Work to complete -
From the listing below, extract each entry exactly as written, minus the images.

Dataset entries:
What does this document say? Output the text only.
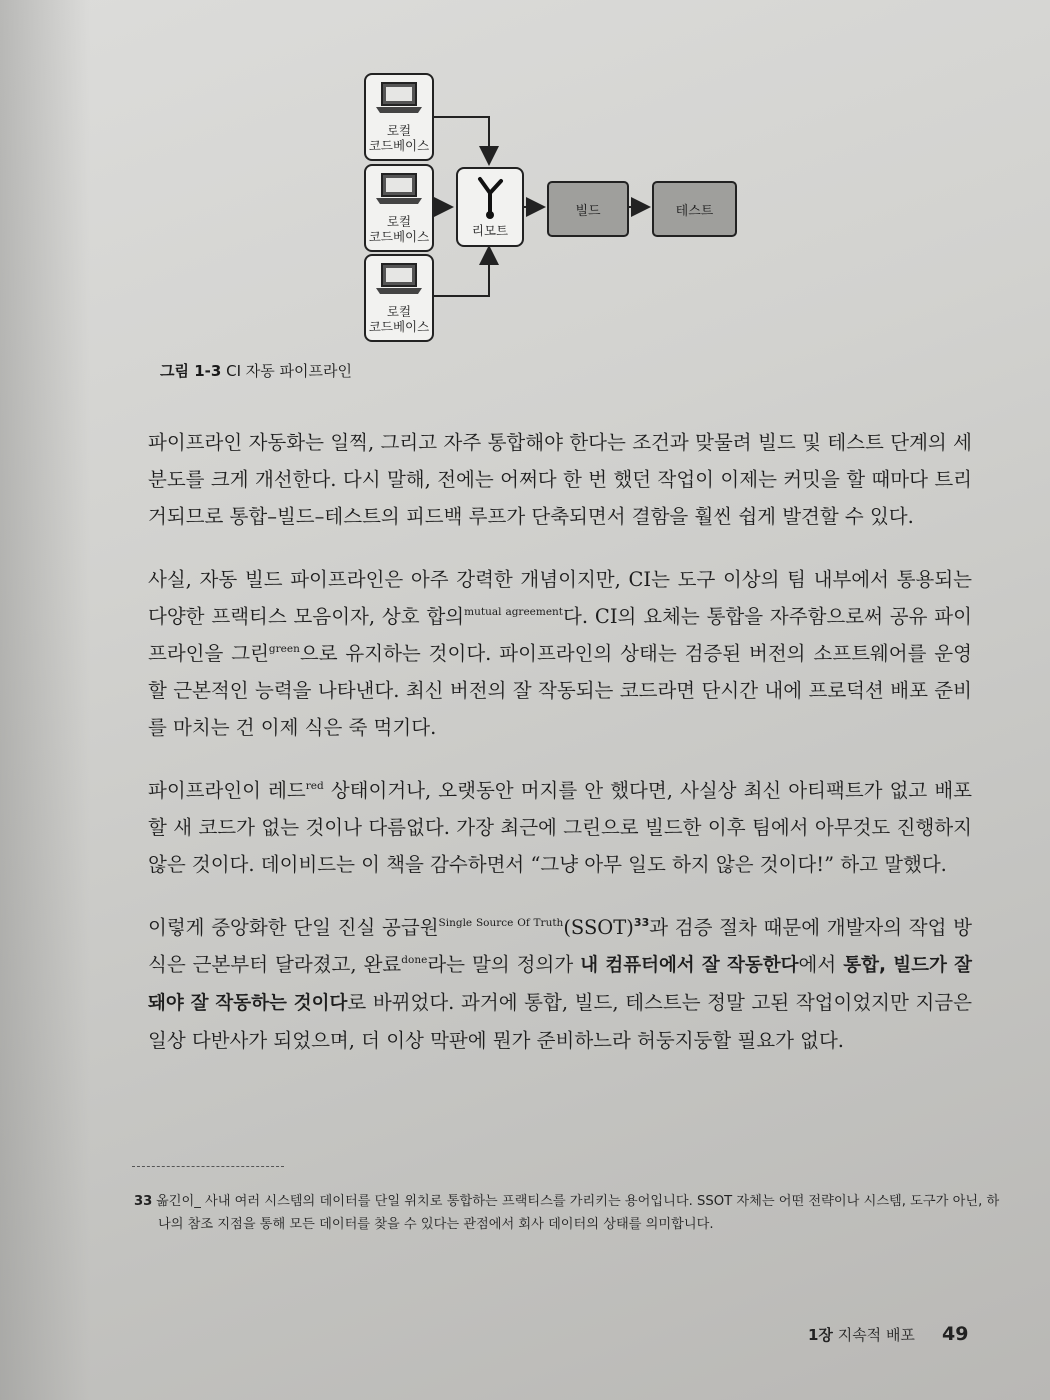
로컬
코드베이스
로컬
코드베이스
로컬
코드베이스
리모트
빌드	테스트
그림 1-3 CI 자동 파이프라인

파이프라인 자동화는 일찍, 그리고 자주 통합해야 한다는 조건과 맞물려 빌드 및 테스트 단계의 세분도를 크게 개선한다. 다시 말해, 전에는 어쩌다 한 번 했던 작업이 이제는 커밋을 할 때마다 트리거되므로 통합–빌드–테스트의 피드백 루프가 단축되면서 결함을 훨씬 쉽게 발견할 수 있다.

사실, 자동 빌드 파이프라인은 아주 강력한 개념이지만, CI는 도구 이상의 팀 내부에서 통용되는 다양한 프랙티스 모음이자, 상호 합의$^{mutual agreement}$다. CI의 요체는 통합을 자주함으로써 공유 파이프라인을 그린$^{green}$으로 유지하는 것이다. 파이프라인의 상태는 검증된 버전의 소프트웨어를 운영할 근본적인 능력을 나타낸다. 최신 버전의 잘 작동되는 코드라면 단시간 내에 프로덕션 배포 준비를 마치는 건 이제 식은 죽 먹기다.

파이프라인이 레드$^{red}$ 상태이거나, 오랫동안 머지를 안 했다면, 사실상 최신 아티팩트가 없고 배포할 새 코드가 없는 것이나 다름없다. 가장 최근에 그린으로 빌드한 이후 팀에서 아무것도 진행하지 않은 것이다. 데이비드는 이 책을 감수하면서 “그냥 아무 일도 하지 않은 것이다!” 하고 말했다.

이렇게 중앙화한 단일 진실 공급원$^{Single Source Of Truth}$(SSOT)$^{33}$과 검증 절차 때문에 개발자의 작업 방식은 근본부터 달라졌고, 완료$^{done}$라는 말의 정의가 내 컴퓨터에서 잘 작동한다에서 통합, 빌드가 잘 돼야 잘 작동하는 것이다로 바뀌었다. 과거에 통합, 빌드, 테스트는 정말 고된 작업이었지만 지금은 일상 다반사가 되었으며, 더 이상 막판에 뭔가 준비하느라 허둥지둥할 필요가 없다.

33 옮긴이_ 사내 여러 시스템의 데이터를 단일 위치로 통합하는 프랙티스를 가리키는 용어입니다. SSOT 자체는 어떤 전략이나 시스템, 도구가 아닌, 하나의 참조 지점을 통해 모든 데이터를 찾을 수 있다는 관점에서 회사 데이터의 상태를 의미합니다.
1장 지속적 배포 49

Completed exercise -
What does this document say? Output the text only.
로컬
코드베이스
로컬
코드베이스
로컬
코드베이스
리모트
빌드	테스트
그림 1-3 CI 자동 파이프라인

파이프라인 자동화는 일찍, 그리고 자주 통합해야 한다는 조건과 맞물려 빌드 및 테스트 단계의 세분도를 크게 개선한다. 다시 말해, 전에는 어쩌다 한 번 했던 작업이 이제는 커밋을 할 때마다 트리거되므로 통합–빌드–테스트의 피드백 루프가 단축되면서 결함을 훨씬 쉽게 발견할 수 있다.

사실, 자동 빌드 파이프라인은 아주 강력한 개념이지만, CI는 도구 이상의 팀 내부에서 통용되는 다양한 프랙티스 모음이자, 상호 합의$^{mutual agreement}$다. CI의 요체는 통합을 자주함으로써 공유 파이프라인을 그린$^{green}$으로 유지하는 것이다. 파이프라인의 상태는 검증된 버전의 소프트웨어를 운영할 근본적인 능력을 나타낸다. 최신 버전의 잘 작동되는 코드라면 단시간 내에 프로덕션 배포 준비를 마치는 건 이제 식은 죽 먹기다.

파이프라인이 레드$^{red}$ 상태이거나, 오랫동안 머지를 안 했다면, 사실상 최신 아티팩트가 없고 배포할 새 코드가 없는 것이나 다름없다. 가장 최근에 그린으로 빌드한 이후 팀에서 아무것도 진행하지 않은 것이다. 데이비드는 이 책을 감수하면서 “그냥 아무 일도 하지 않은 것이다!” 하고 말했다.

이렇게 중앙화한 단일 진실 공급원$^{Single Source Of Truth}$(SSOT)$^{33}$과 검증 절차 때문에 개발자의 작업 방식은 근본부터 달라졌고, 완료$^{done}$라는 말의 정의가 내 컴퓨터에서 잘 작동한다에서 통합, 빌드가 잘 돼야 잘 작동하는 것이다로 바뀌었다. 과거에 통합, 빌드, 테스트는 정말 고된 작업이었지만 지금은 일상 다반사가 되었으며, 더 이상 막판에 뭔가 준비하느라 허둥지둥할 필요가 없다.

33 옮긴이_ 사내 여러 시스템의 데이터를 단일 위치로 통합하는 프랙티스를 가리키는 용어입니다. SSOT 자체는 어떤 전략이나 시스템, 도구가 아닌, 하나의 참조 지점을 통해 모든 데이터를 찾을 수 있다는 관점에서 회사 데이터의 상태를 의미합니다.
1장 지속적 배포 49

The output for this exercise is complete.